**Aim**
Put each line of the material below into a Markdown table with two columns, Row and Line, numbering the rows in order and skipping any blank lines. Do not include the pictures.

**Records for this exercise**
******************************
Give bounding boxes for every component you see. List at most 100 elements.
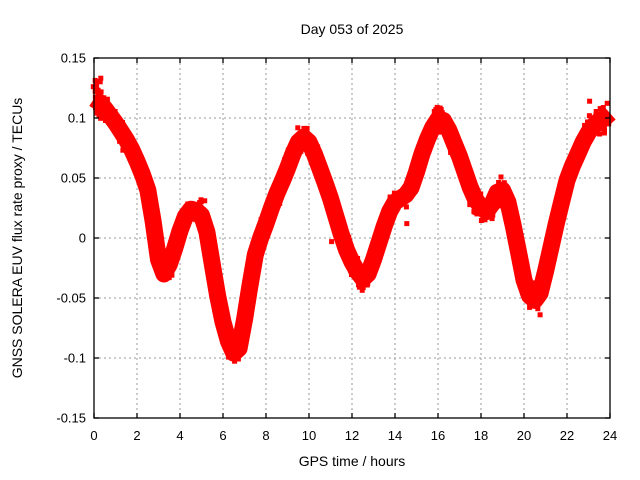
- data-point: [238, 337, 244, 343]
- data-point: [243, 302, 249, 308]
- data-point: [255, 249, 261, 255]
- data-point: [163, 261, 168, 267]
- x-tick-label: 8: [262, 428, 269, 443]
- data-point: [602, 128, 607, 134]
- data-point: [143, 168, 149, 174]
- x-axis-title: GPS time / hours: [298, 453, 406, 469]
- data-point: [104, 96, 110, 102]
- data-point: [336, 220, 342, 226]
- data-point: [404, 221, 410, 227]
- data-point: [370, 266, 376, 272]
- data-point: [103, 118, 108, 123]
- x-tick-label: 16: [431, 428, 445, 443]
- data-point: [380, 227, 386, 233]
- data-point: [352, 262, 358, 268]
- data-point: [561, 190, 567, 196]
- data-point: [601, 123, 607, 129]
- data-point: [323, 194, 329, 199]
- data-point: [582, 122, 588, 128]
- data-point: [365, 281, 371, 286]
- data-point: [474, 203, 480, 209]
- data-point: [374, 248, 380, 254]
- data-point: [521, 279, 527, 285]
- data-point: [501, 180, 507, 186]
- data-point: [552, 234, 558, 240]
- data-point: [121, 147, 127, 153]
- data-point: [580, 141, 586, 147]
- data-point: [541, 264, 546, 270]
- data-point: [509, 209, 515, 215]
- data-point: [175, 237, 181, 243]
- data-point: [503, 197, 509, 203]
- data-point: [506, 211, 512, 217]
- x-tick-label: 0: [90, 428, 97, 443]
- data-point: [189, 216, 195, 222]
- data-point: [488, 194, 494, 200]
- data-point: [584, 142, 589, 148]
- data-point: [529, 299, 535, 305]
- data-point: [266, 223, 272, 229]
- data-point: [586, 113, 592, 119]
- data-point: [135, 174, 141, 180]
- data-point: [364, 261, 370, 267]
- data-point: [409, 183, 415, 189]
- data-point: [539, 290, 545, 296]
- data-point: [179, 236, 185, 242]
- data-point: [427, 142, 433, 148]
- y-tick-label: -0.1: [64, 351, 86, 366]
- data-point: [289, 167, 295, 173]
- data-point: [495, 198, 501, 204]
- data-point: [384, 218, 390, 224]
- data-point: [156, 258, 162, 264]
- data-point: [217, 293, 222, 298]
- data-point: [548, 234, 554, 240]
- data-point: [117, 138, 123, 144]
- data-point: [281, 188, 287, 193]
- data-point: [346, 234, 352, 240]
- data-point: [295, 125, 301, 131]
- data-point: [448, 130, 453, 136]
- data-point: [489, 216, 495, 222]
- data-point: [551, 228, 557, 233]
- data-point: [593, 126, 599, 132]
- data-point: [265, 211, 271, 217]
- data-point: [235, 356, 241, 362]
- data-point: [94, 79, 100, 85]
- data-point: [416, 160, 422, 166]
- data-point: [465, 174, 471, 180]
- data-point: [502, 192, 508, 198]
- data-point: [575, 148, 581, 154]
- data-point: [391, 190, 397, 196]
- data-point: [361, 282, 367, 288]
- data-point: [435, 119, 441, 125]
- data-point: [469, 200, 475, 206]
- data-point: [560, 204, 565, 210]
- data-point: [376, 242, 381, 248]
- data-point: [152, 226, 158, 232]
- data-point: [337, 216, 343, 222]
- data-point: [439, 110, 445, 116]
- x-tick-label: 10: [302, 428, 316, 443]
- data-point: [574, 163, 580, 169]
- data-point: [174, 223, 180, 229]
- data-point: [226, 332, 232, 338]
- x-tick-label: 20: [517, 428, 531, 443]
- data-point: [239, 326, 245, 332]
- data-point: [385, 224, 391, 230]
- data-point: [242, 314, 248, 320]
- data-point: [541, 287, 547, 293]
- data-point: [211, 278, 216, 284]
- data-point: [271, 210, 277, 216]
- data-point: [539, 282, 544, 288]
- data-point: [242, 327, 248, 333]
- data-point: [493, 185, 499, 191]
- y-tick-label: 0.15: [61, 51, 86, 66]
- data-point: [257, 236, 263, 242]
- data-point: [511, 248, 517, 254]
- data-point: [245, 310, 251, 316]
- data-point: [448, 149, 454, 155]
- data-point: [371, 262, 377, 268]
- data-point: [534, 283, 539, 289]
- data-point: [535, 306, 541, 312]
******************************
**Expected answer**
| Row | Line |
|---|---|
| 1 | Give bounding boxes for every component you see. List at most 100 elements. |
| 2 | - data-point: [238, 337, 244, 343] |
| 3 | - data-point: [243, 302, 249, 308] |
| 4 | - data-point: [255, 249, 261, 255] |
| 5 | - data-point: [163, 261, 168, 267] |
| 6 | - x-tick-label: 8: [262, 428, 269, 443] |
| 7 | - data-point: [602, 128, 607, 134] |
| 8 | - data-point: [143, 168, 149, 174] |
| 9 | - x-axis-title: GPS time / hours: [298, 453, 406, 469] |
| 10 | - data-point: [104, 96, 110, 102] |
| 11 | - data-point: [336, 220, 342, 226] |
| 12 | - data-point: [404, 221, 410, 227] |
| 13 | - data-point: [370, 266, 376, 272] |
| 14 | - data-point: [103, 118, 108, 123] |
| 15 | - x-tick-label: 16: [431, 428, 445, 443] |
| 16 | - data-point: [380, 227, 386, 233] |
| 17 | - data-point: [352, 262, 358, 268] |
| 18 | - data-point: [561, 190, 567, 196] |
| 19 | - data-point: [601, 123, 607, 129] |
| 20 | - data-point: [323, 194, 329, 199] |
| 21 | - data-point: [582, 122, 588, 128] |
| 22 | - data-point: [365, 281, 371, 286] |
| 23 | - data-point: [474, 203, 480, 209] |
| 24 | - data-point: [374, 248, 380, 254] |
| 25 | - data-point: [521, 279, 527, 285] |
| 26 | - data-point: [501, 180, 507, 186] |
| 27 | - data-point: [552, 234, 558, 240] |
| 28 | - data-point: [121, 147, 127, 153] |
| 29 | - data-point: [580, 141, 586, 147] |
| 30 | - data-point: [541, 264, 546, 270] |
| 31 | - data-point: [509, 209, 515, 215] |
| 32 | - data-point: [175, 237, 181, 243] |
| 33 | - data-point: [503, 197, 509, 203] |
| 34 | - data-point: [506, 211, 512, 217] |
| 35 | - x-tick-label: 0: [90, 428, 97, 443] |
| 36 | - data-point: [189, 216, 195, 222] |
| 37 | - data-point: [488, 194, 494, 200] |
| 38 | - data-point: [584, 142, 589, 148] |
| 39 | - data-point: [529, 299, 535, 305] |
| 40 | - data-point: [266, 223, 272, 229] |
| 41 | - data-point: [586, 113, 592, 119] |
| 42 | - data-point: [135, 174, 141, 180] |
| 43 | - data-point: [364, 261, 370, 267] |
| 44 | - data-point: [409, 183, 415, 189] |
| 45 | - data-point: [539, 290, 545, 296] |
| 46 | - data-point: [179, 236, 185, 242] |
| 47 | - data-point: [427, 142, 433, 148] |
| 48 | - y-tick-label: -0.1: [64, 351, 86, 366] |
| 49 | - data-point: [289, 167, 295, 173] |
| 50 | - data-point: [495, 198, 501, 204] |
| 51 | - data-point: [384, 218, 390, 224] |
| 52 | - data-point: [156, 258, 162, 264] |
| 53 | - data-point: [217, 293, 222, 298] |
| 54 | - data-point: [548, 234, 554, 240] |
| 55 | - data-point: [117, 138, 123, 144] |
| 56 | - data-point: [281, 188, 287, 193] |
| 57 | - data-point: [346, 234, 352, 240] |
| 58 | - data-point: [295, 125, 301, 131] |
| 59 | - data-point: [448, 130, 453, 136] |
| 60 | - data-point: [489, 216, 495, 222] |
| 61 | - data-point: [551, 228, 557, 233] |
| 62 | - data-point: [593, 126, 599, 132] |
| 63 | - data-point: [265, 211, 271, 217] |
| 64 | - data-point: [235, 356, 241, 362] |
| 65 | - data-point: [94, 79, 100, 85] |
| 66 | - data-point: [416, 160, 422, 166] |
| 67 | - data-point: [465, 174, 471, 180] |
| 68 | - data-point: [502, 192, 508, 198] |
| 69 | - data-point: [575, 148, 581, 154] |
| 70 | - data-point: [391, 190, 397, 196] |
| 71 | - data-point: [361, 282, 367, 288] |
| 72 | - data-point: [435, 119, 441, 125] |
| 73 | - data-point: [469, 200, 475, 206] |
| 74 | - data-point: [560, 204, 565, 210] |
| 75 | - data-point: [376, 242, 381, 248] |
| 76 | - data-point: [152, 226, 158, 232] |
| 77 | - data-point: [337, 216, 343, 222] |
| 78 | - data-point: [439, 110, 445, 116] |
| 79 | - x-tick-label: 10: [302, 428, 316, 443] |
| 80 | - data-point: [574, 163, 580, 169] |
| 81 | - data-point: [174, 223, 180, 229] |
| 82 | - data-point: [226, 332, 232, 338] |
| 83 | - x-tick-label: 20: [517, 428, 531, 443] |
| 84 | - data-point: [239, 326, 245, 332] |
| 85 | - data-point: [385, 224, 391, 230] |
| 86 | - data-point: [242, 314, 248, 320] |
| 87 | - data-point: [541, 287, 547, 293] |
| 88 | - data-point: [211, 278, 216, 284] |
| 89 | - data-point: [271, 210, 277, 216] |
| 90 | - data-point: [539, 282, 544, 288] |
| 91 | - data-point: [242, 327, 248, 333] |
| 92 | - data-point: [493, 185, 499, 191] |
| 93 | - y-tick-label: 0.15: [61, 51, 86, 66] |
| 94 | - data-point: [257, 236, 263, 242] |
| 95 | - data-point: [511, 248, 517, 254] |
| 96 | - data-point: [245, 310, 251, 316] |
| 97 | - data-point: [448, 149, 454, 155] |
| 98 | - data-point: [371, 262, 377, 268] |
| 99 | - data-point: [534, 283, 539, 289] |
| 100 | - data-point: [535, 306, 541, 312] |